Records for the exercise
- - - - - - -

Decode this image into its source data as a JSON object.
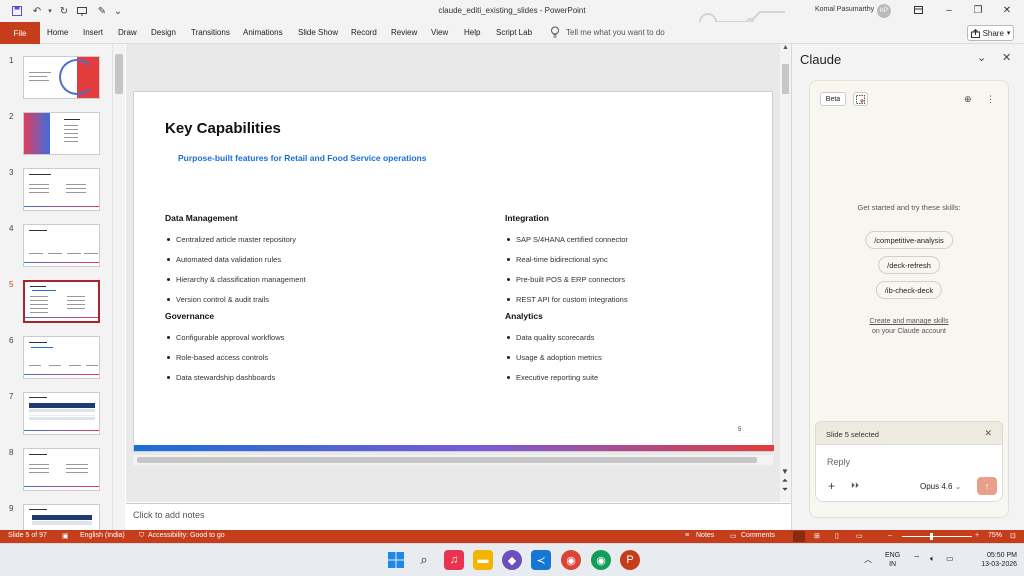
{
  "window": {
    "doc_title": "claude_editi_existing_slides  -  PowerPoint",
    "user_name": "Komal Pasumarthy",
    "user_initials": "KP"
  },
  "ribbon": {
    "file": "File",
    "tabs": [
      "Home",
      "Insert",
      "Draw",
      "Design",
      "Transitions",
      "Animations",
      "Slide Show",
      "Record",
      "Review",
      "View",
      "Help",
      "Script Lab"
    ],
    "tell_me": "Tell me what you want to do",
    "share": "Share"
  },
  "thumbnails": {
    "numbers": [
      "1",
      "2",
      "3",
      "4",
      "5",
      "6",
      "7",
      "8",
      "9"
    ],
    "active": "5"
  },
  "slide": {
    "title": "Key Capabilities",
    "subtitle": "Purpose-built features for Retail and Food Service operations",
    "sections": [
      {
        "heading": "Data Management",
        "items": [
          "Centralized article master repository",
          "Automated data validation rules",
          "Hierarchy & classification management",
          "Version control & audit trails"
        ]
      },
      {
        "heading": "Integration",
        "items": [
          "SAP S/4HANA certified connector",
          "Real-time bidirectional sync",
          "Pre-built POS & ERP connectors",
          "REST API for custom integrations"
        ]
      },
      {
        "heading": "Governance",
        "items": [
          "Configurable approval workflows",
          "Role-based access controls",
          "Data stewardship dashboards"
        ]
      },
      {
        "heading": "Analytics",
        "items": [
          "Data quality scorecards",
          "Usage & adoption metrics",
          "Executive reporting suite"
        ]
      }
    ],
    "page_number": "5",
    "accent_gradient": [
      "#1a6fd6",
      "#7b5ad6",
      "#e23c3c"
    ]
  },
  "notes_placeholder": "Click to add notes",
  "claude_pane": {
    "title": "Claude",
    "beta": "Beta",
    "get_started": "Get started and try these skills:",
    "skills": [
      "/competitive-analysis",
      "/deck-refresh",
      "/ib-check-deck"
    ],
    "manage_link": "Create and manage skills",
    "manage_suffix": "on your Claude account",
    "selection": "Slide 5 selected",
    "reply_placeholder": "Reply",
    "model": "Opus 4.6"
  },
  "status_bar": {
    "slide_info": "Slide 5 of 97",
    "language": "English (India)",
    "accessibility": "Accessibility: Good to go",
    "notes": "Notes",
    "comments": "Comments",
    "zoom": "75%"
  },
  "taskbar": {
    "lang_line1": "ENG",
    "lang_line2": "IN",
    "time": "05:50 PM",
    "date": "13-03-2026"
  },
  "colors": {
    "accent": "#c43e1c",
    "subtitle_blue": "#1a6fd6",
    "send_button": "#e8a08a"
  }
}
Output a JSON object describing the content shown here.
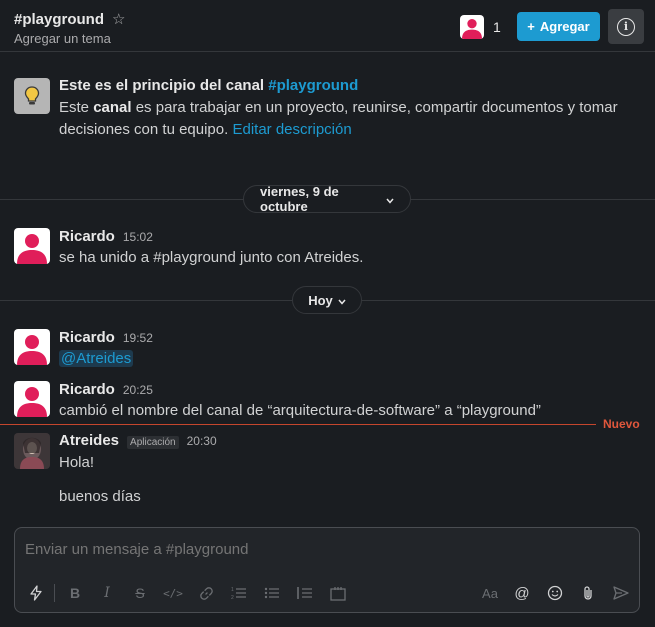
{
  "header": {
    "channel_name": "#playground",
    "topic": "Agregar un tema",
    "member_count": "1",
    "add_label": "Agregar",
    "info_icon": "info-icon"
  },
  "intro": {
    "title_prefix": "Este es el principio del canal",
    "title_channel": "#playground",
    "text_1": "Este ",
    "text_bold": "canal",
    "text_2": " es para trabajar en un proyecto, reunirse, compartir documentos y tomar decisiones con tu equipo.",
    "edit_link": "Editar descripción"
  },
  "dates": {
    "first": "viernes, 9 de octubre",
    "second": "Hoy"
  },
  "messages": [
    {
      "author": "Ricardo",
      "time": "15:02",
      "text": "se ha unido a #playground junto con Atreides."
    },
    {
      "author": "Ricardo",
      "time": "19:52",
      "text": "@Atreides"
    },
    {
      "author": "Ricardo",
      "time": "20:25",
      "text": "cambió el nombre del canal de “arquitectura-de-software” a “playground”"
    },
    {
      "author": "Atreides",
      "badge": "Aplicación",
      "time": "20:30",
      "text": "Hola!",
      "text2": "buenos días"
    }
  ],
  "new_label": "Nuevo",
  "composer": {
    "placeholder": "Enviar un mensaje a #playground",
    "tools": [
      "shortcuts-icon",
      "bold-icon",
      "italic-icon",
      "strikethrough-icon",
      "code-icon",
      "link-icon",
      "ordered-list-icon",
      "bulleted-list-icon",
      "blockquote-icon",
      "code-block-icon",
      "format-text-icon",
      "mention-icon",
      "emoji-icon",
      "attach-icon",
      "send-icon"
    ],
    "format_label": "Aa"
  },
  "colors": {
    "background": "#1a1d21",
    "accent": "#1d9bd1",
    "new_line": "#c5462d",
    "avatar_pink": "#e01e5a"
  }
}
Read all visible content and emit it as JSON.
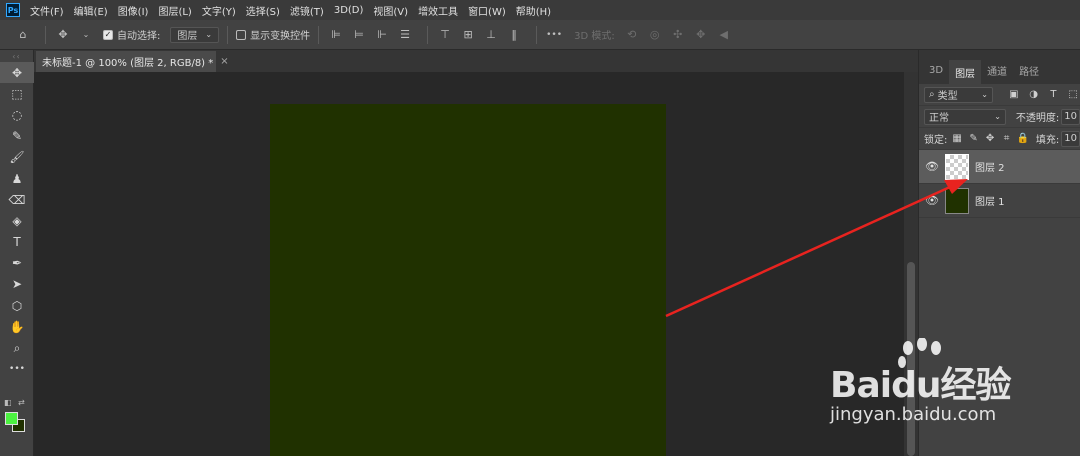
{
  "app": {
    "logo": "Ps"
  },
  "menu": [
    "文件(F)",
    "编辑(E)",
    "图像(I)",
    "图层(L)",
    "文字(Y)",
    "选择(S)",
    "滤镜(T)",
    "3D(D)",
    "视图(V)",
    "增效工具",
    "窗口(W)",
    "帮助(H)"
  ],
  "options": {
    "auto_select_label": "自动选择:",
    "auto_select_value": "图层",
    "show_transform_label": "显示变换控件",
    "mode_3d_label": "3D 模式:",
    "more": "•••"
  },
  "document": {
    "tab_title": "未标题-1 @ 100% (图层 2, RGB/8) *",
    "close": "×"
  },
  "panel": {
    "tabs": [
      "3D",
      "图层",
      "通道",
      "路径"
    ],
    "active_tab": "图层",
    "filter_label": "类型",
    "blend_mode": "正常",
    "opacity_label": "不透明度:",
    "opacity_value": "10",
    "lock_label": "锁定:",
    "fill_label": "填充:",
    "fill_value": "10",
    "layers": [
      {
        "name": "图层 2",
        "selected": true,
        "thumb": "transparent"
      },
      {
        "name": "图层 1",
        "selected": false,
        "thumb": "filled"
      }
    ]
  },
  "colors": {
    "foreground": "#4cf241",
    "background": "#203100",
    "canvas_fill": "#203100",
    "arrow": "#e8231f"
  },
  "watermark": {
    "brand": "Baidu经验",
    "url": "jingyan.baidu.com"
  }
}
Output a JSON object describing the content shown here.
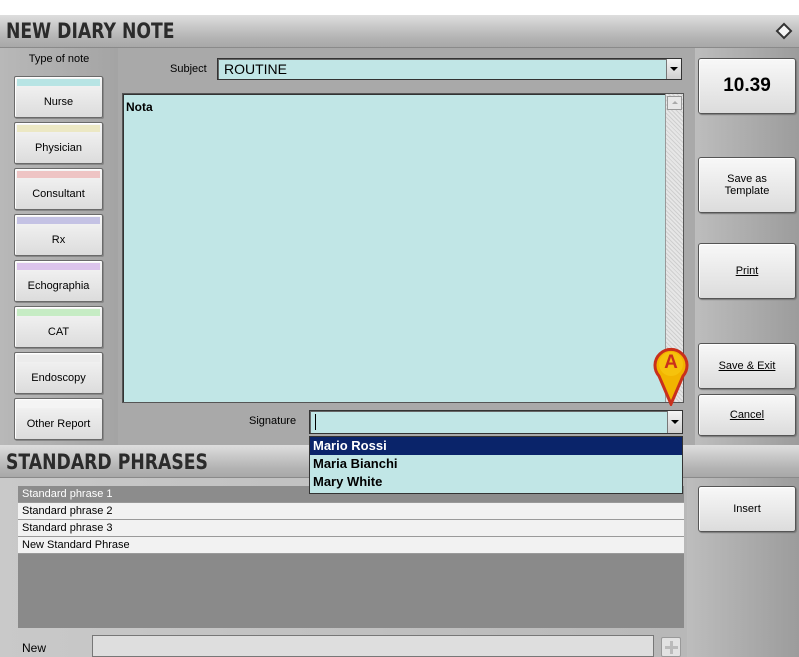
{
  "window": {
    "title": "NEW DIARY NOTE"
  },
  "note_types": {
    "header": "Type of note",
    "items": [
      {
        "label": "Nurse",
        "color": "#b7e4e4"
      },
      {
        "label": "Physician",
        "color": "#ece8c4"
      },
      {
        "label": "Consultant",
        "color": "#eec4c4"
      },
      {
        "label": "Rx",
        "color": "#c4c2e4"
      },
      {
        "label": "Echographia",
        "color": "#dcc4ec"
      },
      {
        "label": "CAT",
        "color": "#c6ecc4"
      },
      {
        "label": "Endoscopy",
        "color": "#ececec"
      },
      {
        "label": "Other Report",
        "color": "#f4f4f4"
      }
    ]
  },
  "subject": {
    "label": "Subject",
    "value": "ROUTINE"
  },
  "note": {
    "text": "Nota"
  },
  "signature": {
    "label": "Signature",
    "value": "",
    "options": [
      "Mario Rossi",
      "Maria Bianchi",
      "Mary White"
    ],
    "selected": "Mario Rossi"
  },
  "time": "10.39",
  "actions": {
    "save_template_line1": "Save as",
    "save_template_line2": "Template",
    "print": "Print",
    "save_exit": "Save & Exit",
    "cancel": "Cancel",
    "insert": "Insert"
  },
  "marker": {
    "label": "A",
    "color": "#e8a800"
  },
  "standard_phrases": {
    "title": "STANDARD PHRASES",
    "items": [
      "Standard phrase 1",
      "Standard phrase 2",
      "Standard phrase 3",
      "New Standard Phrase"
    ],
    "selected": "Standard phrase 1",
    "new_label": "New",
    "new_value": ""
  },
  "colors": {
    "field_bg": "#c1e6e6",
    "selection": "#0a246a"
  }
}
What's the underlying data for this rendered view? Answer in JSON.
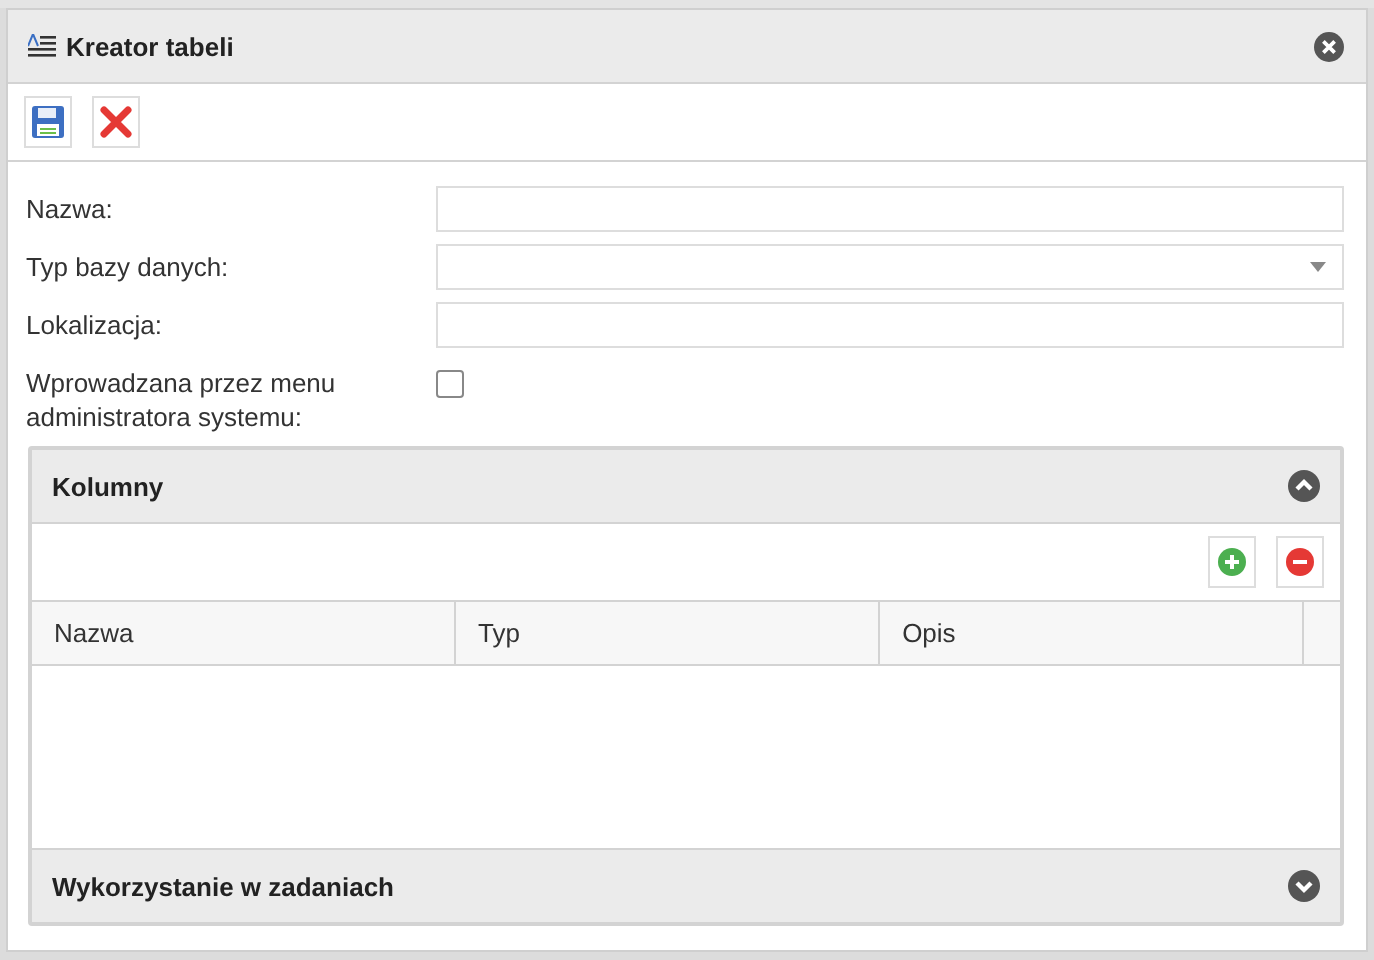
{
  "window": {
    "title": "Kreator tabeli"
  },
  "form": {
    "fields": [
      {
        "kind": "text",
        "label": "Nazwa:"
      },
      {
        "kind": "select",
        "label": "Typ bazy danych:"
      },
      {
        "kind": "text",
        "label": "Lokalizacja:"
      },
      {
        "kind": "checkbox",
        "label": "Wprowadzana przez menu administratora systemu:",
        "checked": false
      }
    ]
  },
  "sections": [
    {
      "title": "Kolumny",
      "expanded": true,
      "table": {
        "columns": [
          "Nazwa",
          "Typ",
          "Opis"
        ]
      }
    },
    {
      "title": "Wykorzystanie w zadaniach",
      "expanded": false
    }
  ]
}
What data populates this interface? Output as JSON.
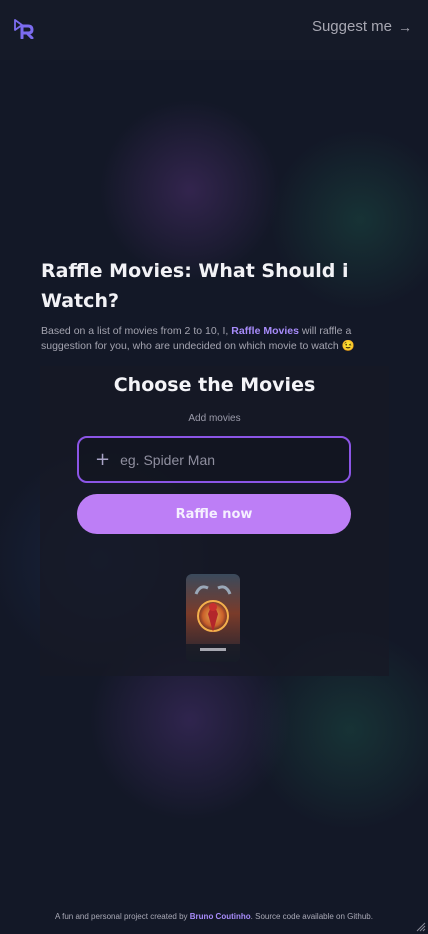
{
  "header": {
    "logo_letter": "R",
    "suggest_label": "Suggest me",
    "suggest_arrow": "→"
  },
  "hero": {
    "title": "Raffle Movies: What Should i Watch?",
    "desc_before": "Based on a list of movies from 2 to 10, I, ",
    "desc_brand": "Raffle Movies",
    "desc_after": " will raffle a suggestion for you, who are undecided on which movie to watch 😉"
  },
  "card": {
    "title": "Choose the Movies",
    "subtitle": "Add movies",
    "input_placeholder": "eg. Spider Man",
    "input_value": "",
    "plus_icon": "+",
    "raffle_button": "Raffle now",
    "poster_icon": "movie-poster"
  },
  "footer": {
    "text_before": "A fun and personal project created by ",
    "author": "Bruno Coutinho",
    "text_after": ". Source code available on Github."
  },
  "colors": {
    "accent": "#a78bfa",
    "button": "#bd7ef6",
    "input_border": "#8b55e6",
    "background": "#131827"
  }
}
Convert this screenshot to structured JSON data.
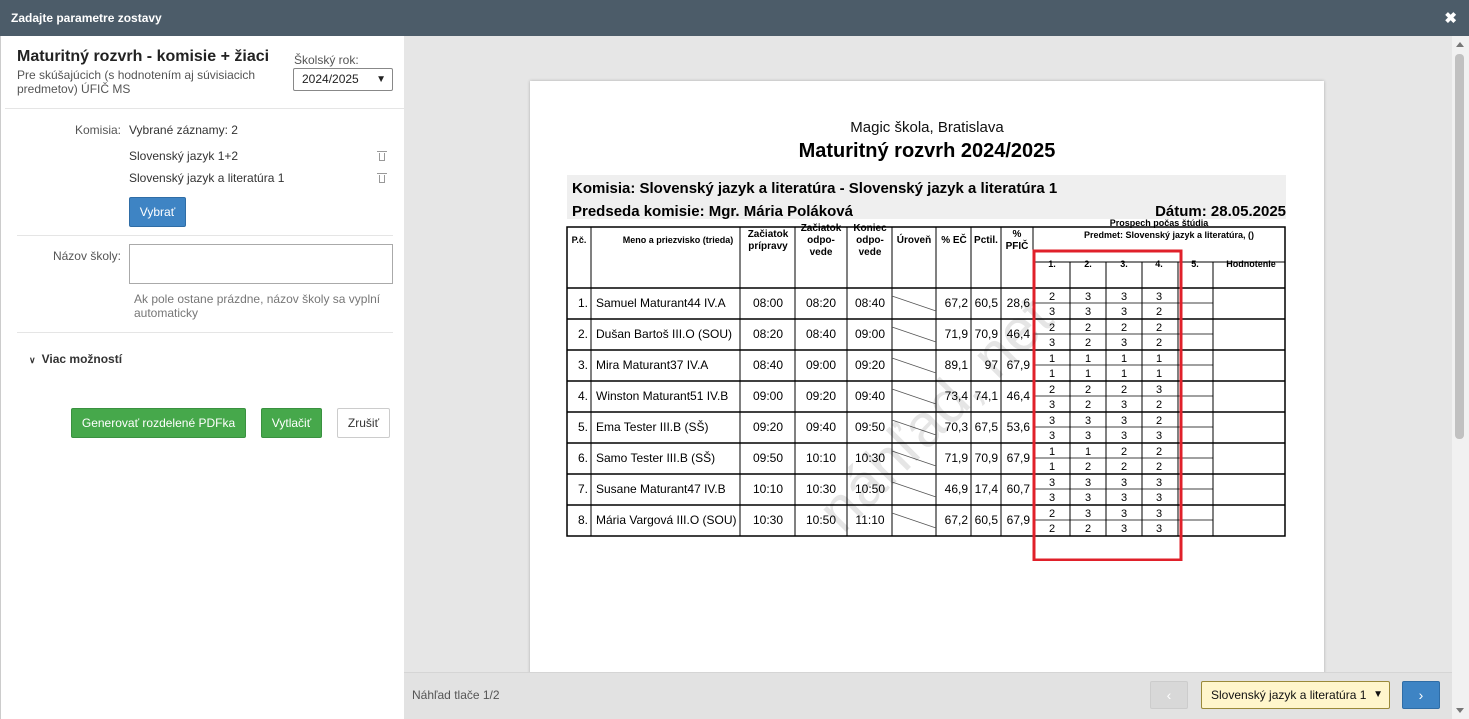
{
  "dialog": {
    "title": "Zadajte parametre zostavy",
    "close_glyph": "✖"
  },
  "report": {
    "title": "Maturitný rozvrh - komisie + žiaci",
    "subtitle": "Pre skúšajúcich (s hodnotením aj súvisiacich predmetov) ÚFIČ MS",
    "year_label": "Školský rok:",
    "year_value": "2024/2025"
  },
  "form": {
    "komisia_label": "Komisia:",
    "komisia_value": "Vybrané záznamy: 2",
    "komisia_items": [
      "Slovenský jazyk 1+2",
      "Slovenský jazyk a literatúra 1"
    ],
    "vybrat_label": "Vybrať",
    "nazov_label": "Názov školy:",
    "nazov_value": "",
    "nazov_hint": "Ak pole ostane prázdne, názov školy sa vyplní automaticky",
    "viac_label": "Viac možností",
    "gen_label": "Generovať rozdelené PDFka",
    "print_label": "Vytlačiť",
    "cancel_label": "Zrušiť"
  },
  "doc": {
    "school": "Magic škola, Bratislava",
    "title": "Maturitný rozvrh 2024/2025",
    "komisia": "Komisia: Slovenský jazyk a literatúra - Slovenský jazyk a literatúra 1",
    "predseda": "Predseda komisie: Mgr. Mária Poláková",
    "datum": "Dátum: 28.05.2025",
    "watermark": "náhľad, net"
  },
  "table": {
    "headers": {
      "pc": "P.č.",
      "meno": "Meno a priezvisko (trieda)",
      "zp1": "Začiatok",
      "zp2": "prípravy",
      "zo1": "Začiatok",
      "zo2": "odpo-",
      "zo3": "vede",
      "ko1": "Koniec",
      "ko2": "odpo-",
      "ko3": "vede",
      "uroven": "Úroveň",
      "ec": "% EČ",
      "pctil": "Pctil.",
      "pfic1": "%",
      "pfic2": "PFIČ",
      "prospech1": "Prospech počas štúdia",
      "prospech2": "Predmet:  Slovenský jazyk a literatúra, ()",
      "y1": "1.",
      "y2": "2.",
      "y3": "3.",
      "y4": "4.",
      "y5": "5.",
      "hodnotenie": "Hodnotenie"
    },
    "rows": [
      {
        "n": "1.",
        "name": "Samuel Maturant44  IV.A",
        "zp": "08:00",
        "zo": "08:20",
        "ko": "08:40",
        "ec": "67,2",
        "pctil": "60,5",
        "pfic": "28,6",
        "g1": [
          "2",
          "3",
          "3",
          "3"
        ],
        "g2": [
          "3",
          "3",
          "3",
          "2"
        ]
      },
      {
        "n": "2.",
        "name": "Dušan Bartoš  III.O (SOU)",
        "zp": "08:20",
        "zo": "08:40",
        "ko": "09:00",
        "ec": "71,9",
        "pctil": "70,9",
        "pfic": "46,4",
        "g1": [
          "2",
          "2",
          "2",
          "2"
        ],
        "g2": [
          "3",
          "2",
          "3",
          "2"
        ]
      },
      {
        "n": "3.",
        "name": "Mira Maturant37  IV.A",
        "zp": "08:40",
        "zo": "09:00",
        "ko": "09:20",
        "ec": "89,1",
        "pctil": "97",
        "pfic": "67,9",
        "g1": [
          "1",
          "1",
          "1",
          "1"
        ],
        "g2": [
          "1",
          "1",
          "1",
          "1"
        ]
      },
      {
        "n": "4.",
        "name": "Winston Maturant51  IV.B",
        "zp": "09:00",
        "zo": "09:20",
        "ko": "09:40",
        "ec": "73,4",
        "pctil": "74,1",
        "pfic": "46,4",
        "g1": [
          "2",
          "2",
          "2",
          "3"
        ],
        "g2": [
          "3",
          "2",
          "3",
          "2"
        ]
      },
      {
        "n": "5.",
        "name": "Ema Tester  III.B (SŠ)",
        "zp": "09:20",
        "zo": "09:40",
        "ko": "09:50",
        "ec": "70,3",
        "pctil": "67,5",
        "pfic": "53,6",
        "g1": [
          "3",
          "3",
          "3",
          "2"
        ],
        "g2": [
          "3",
          "3",
          "3",
          "3"
        ]
      },
      {
        "n": "6.",
        "name": "Samo Tester  III.B (SŠ)",
        "zp": "09:50",
        "zo": "10:10",
        "ko": "10:30",
        "ec": "71,9",
        "pctil": "70,9",
        "pfic": "67,9",
        "g1": [
          "1",
          "1",
          "2",
          "2"
        ],
        "g2": [
          "1",
          "2",
          "2",
          "2"
        ]
      },
      {
        "n": "7.",
        "name": "Susane Maturant47  IV.B",
        "zp": "10:10",
        "zo": "10:30",
        "ko": "10:50",
        "ec": "46,9",
        "pctil": "17,4",
        "pfic": "60,7",
        "g1": [
          "3",
          "3",
          "3",
          "3"
        ],
        "g2": [
          "3",
          "3",
          "3",
          "3"
        ]
      },
      {
        "n": "8.",
        "name": "Mária Vargová  III.O (SOU)",
        "zp": "10:30",
        "zo": "10:50",
        "ko": "11:10",
        "ec": "67,2",
        "pctil": "60,5",
        "pfic": "67,9",
        "g1": [
          "2",
          "3",
          "3",
          "3"
        ],
        "g2": [
          "2",
          "2",
          "3",
          "3"
        ]
      }
    ]
  },
  "footer": {
    "page_label": "Náhľad tlače 1/2",
    "select_value": "Slovenský jazyk a literatúra 1",
    "prev_glyph": "‹",
    "next_glyph": "›"
  },
  "colors": {
    "titlebar": "#4c5c69",
    "highlight": "#e0202a",
    "blue": "#3e84c4",
    "green": "#46a84b"
  }
}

- - - - - - -

What you are asked to do
Pick out the lines containing the word "komisie" and show them.

Answer
    "title": "Maturitný rozvrh - komisie + žiaci",
    "predseda": "Predseda komisie: Mgr. Mária Poláková",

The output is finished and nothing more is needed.